**Available records:**
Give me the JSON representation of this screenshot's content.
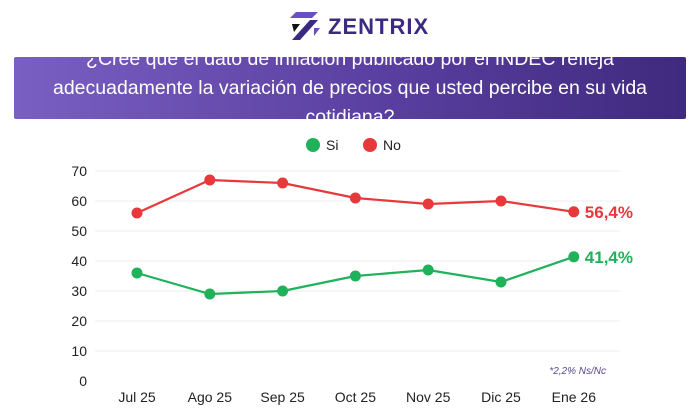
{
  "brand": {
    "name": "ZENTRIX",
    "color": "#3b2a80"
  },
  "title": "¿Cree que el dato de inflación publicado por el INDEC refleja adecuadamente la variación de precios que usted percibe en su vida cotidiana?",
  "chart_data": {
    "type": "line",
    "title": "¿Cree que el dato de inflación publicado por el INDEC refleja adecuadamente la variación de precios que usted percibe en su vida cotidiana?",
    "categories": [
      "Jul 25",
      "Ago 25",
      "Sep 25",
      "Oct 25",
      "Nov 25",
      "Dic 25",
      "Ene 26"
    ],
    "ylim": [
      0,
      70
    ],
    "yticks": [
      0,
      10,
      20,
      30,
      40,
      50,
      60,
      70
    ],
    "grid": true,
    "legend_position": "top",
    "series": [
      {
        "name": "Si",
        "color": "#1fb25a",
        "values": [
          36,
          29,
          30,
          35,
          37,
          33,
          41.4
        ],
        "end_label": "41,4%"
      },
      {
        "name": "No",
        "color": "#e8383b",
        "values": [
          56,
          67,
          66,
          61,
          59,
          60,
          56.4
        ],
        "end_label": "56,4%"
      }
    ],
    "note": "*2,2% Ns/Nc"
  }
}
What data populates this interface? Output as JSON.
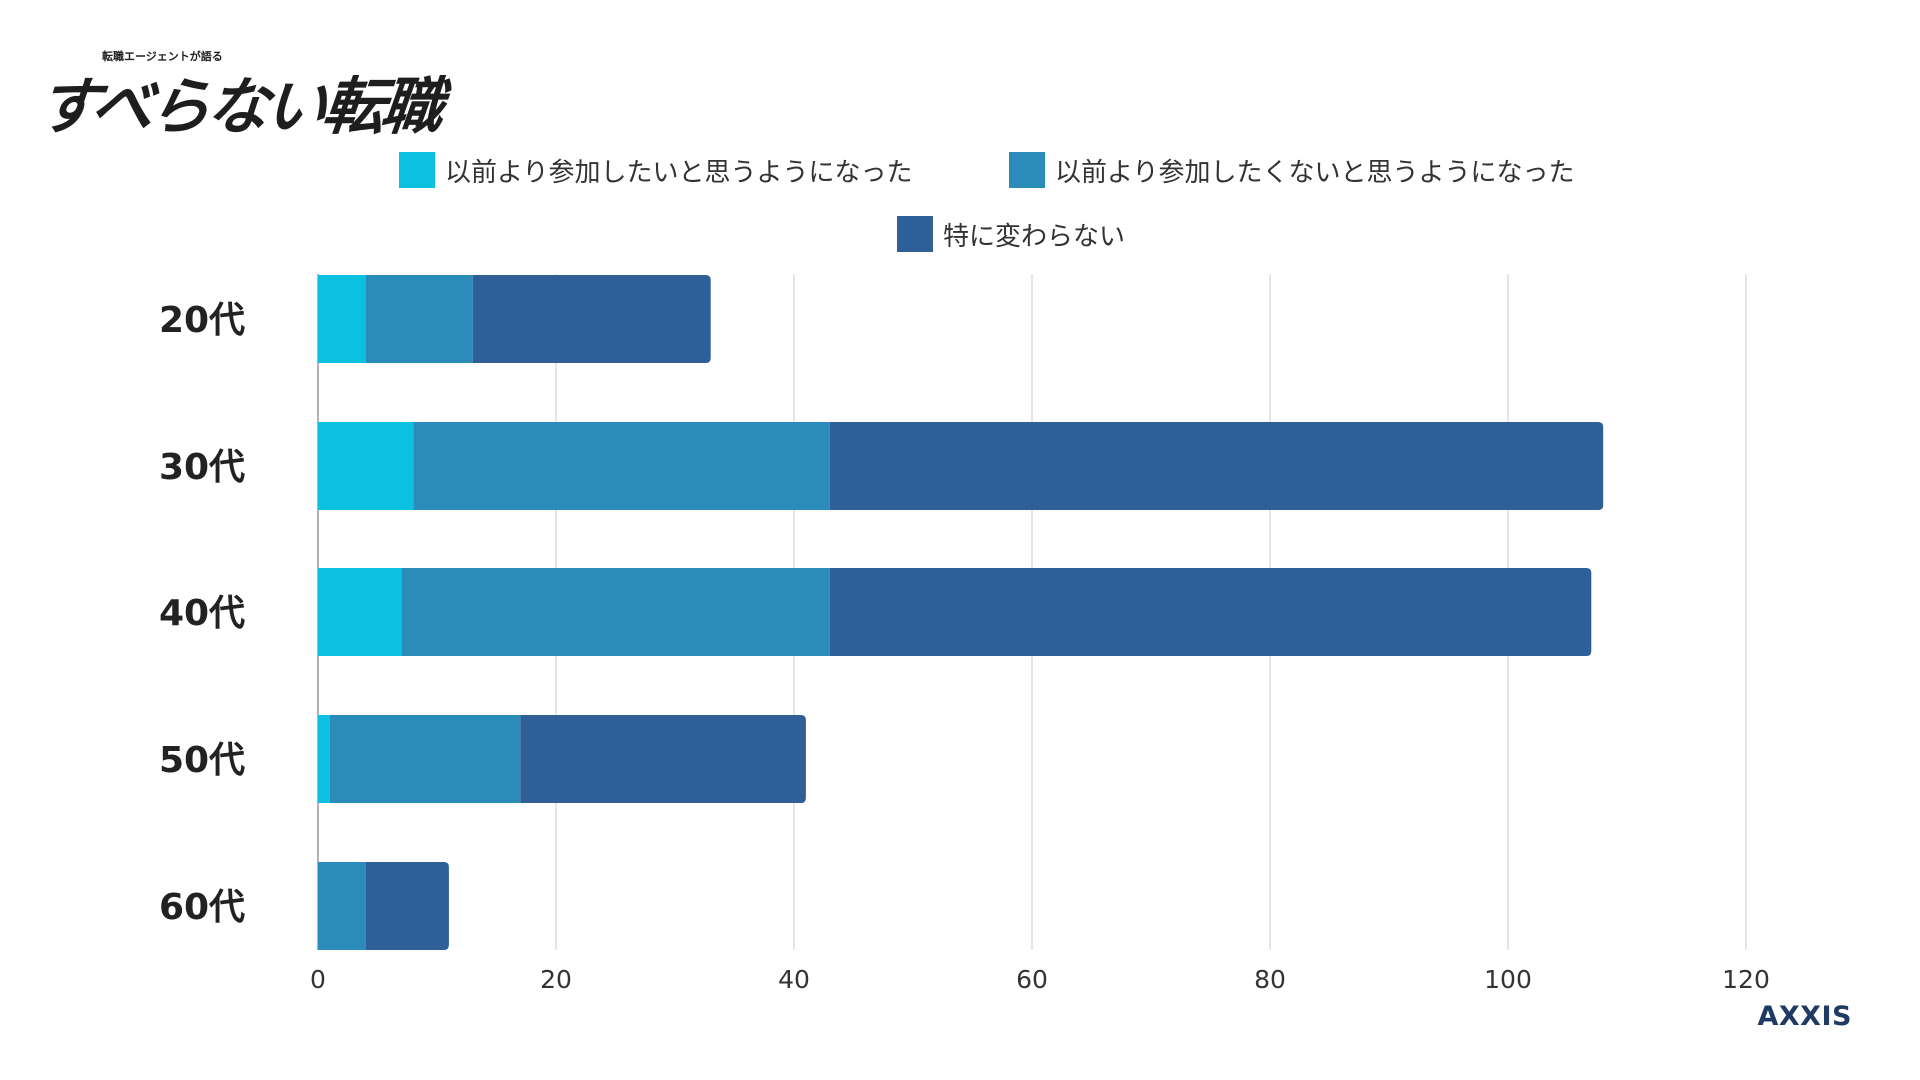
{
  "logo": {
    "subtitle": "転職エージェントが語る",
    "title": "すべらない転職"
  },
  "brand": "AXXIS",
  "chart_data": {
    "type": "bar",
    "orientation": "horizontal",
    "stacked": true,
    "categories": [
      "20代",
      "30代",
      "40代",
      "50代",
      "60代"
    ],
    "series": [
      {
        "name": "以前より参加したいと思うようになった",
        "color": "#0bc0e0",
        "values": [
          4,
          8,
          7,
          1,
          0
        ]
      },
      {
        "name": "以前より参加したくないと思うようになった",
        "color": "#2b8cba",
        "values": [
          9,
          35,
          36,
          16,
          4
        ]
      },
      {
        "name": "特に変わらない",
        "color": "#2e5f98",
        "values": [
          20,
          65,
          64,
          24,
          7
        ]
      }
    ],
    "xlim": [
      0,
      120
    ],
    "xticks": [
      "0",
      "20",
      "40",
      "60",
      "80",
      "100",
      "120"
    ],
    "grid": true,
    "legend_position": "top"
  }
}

==

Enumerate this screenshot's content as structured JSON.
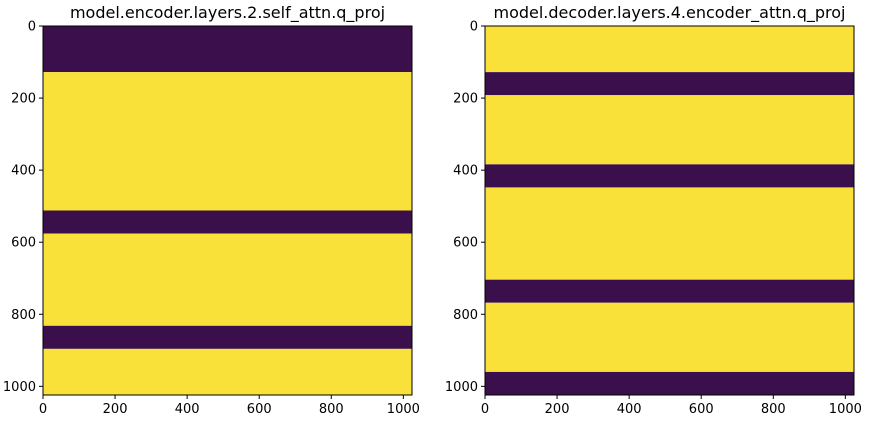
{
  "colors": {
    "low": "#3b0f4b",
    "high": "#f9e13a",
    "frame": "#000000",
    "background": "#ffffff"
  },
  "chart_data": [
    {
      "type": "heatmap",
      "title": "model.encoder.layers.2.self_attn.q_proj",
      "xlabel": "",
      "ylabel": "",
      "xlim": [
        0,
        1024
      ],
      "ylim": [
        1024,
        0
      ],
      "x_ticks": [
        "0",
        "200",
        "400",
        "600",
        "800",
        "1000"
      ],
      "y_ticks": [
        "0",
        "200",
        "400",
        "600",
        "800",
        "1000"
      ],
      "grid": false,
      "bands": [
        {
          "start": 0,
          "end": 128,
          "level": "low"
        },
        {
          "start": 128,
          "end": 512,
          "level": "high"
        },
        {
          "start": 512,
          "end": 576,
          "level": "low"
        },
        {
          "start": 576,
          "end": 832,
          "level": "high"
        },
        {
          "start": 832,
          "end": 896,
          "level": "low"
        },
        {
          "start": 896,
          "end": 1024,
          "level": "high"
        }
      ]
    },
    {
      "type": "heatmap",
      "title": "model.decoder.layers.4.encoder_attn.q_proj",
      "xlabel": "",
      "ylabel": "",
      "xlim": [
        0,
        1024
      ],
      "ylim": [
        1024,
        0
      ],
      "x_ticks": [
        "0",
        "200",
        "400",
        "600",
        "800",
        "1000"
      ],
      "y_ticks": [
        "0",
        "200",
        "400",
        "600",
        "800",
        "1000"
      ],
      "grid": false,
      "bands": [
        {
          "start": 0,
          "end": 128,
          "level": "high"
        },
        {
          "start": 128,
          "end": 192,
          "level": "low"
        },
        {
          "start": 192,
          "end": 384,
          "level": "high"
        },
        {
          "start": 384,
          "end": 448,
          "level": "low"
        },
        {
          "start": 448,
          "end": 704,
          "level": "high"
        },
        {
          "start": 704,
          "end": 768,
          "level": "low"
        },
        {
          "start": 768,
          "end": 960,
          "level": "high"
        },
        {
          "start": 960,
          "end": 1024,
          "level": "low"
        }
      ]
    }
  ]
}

**Short task:**
Locate the lines above that contain "content" and copy them.

**The result:**
Give me the JSON representation of this screenshot's content.
Enumerate this screenshot's content as structured JSON.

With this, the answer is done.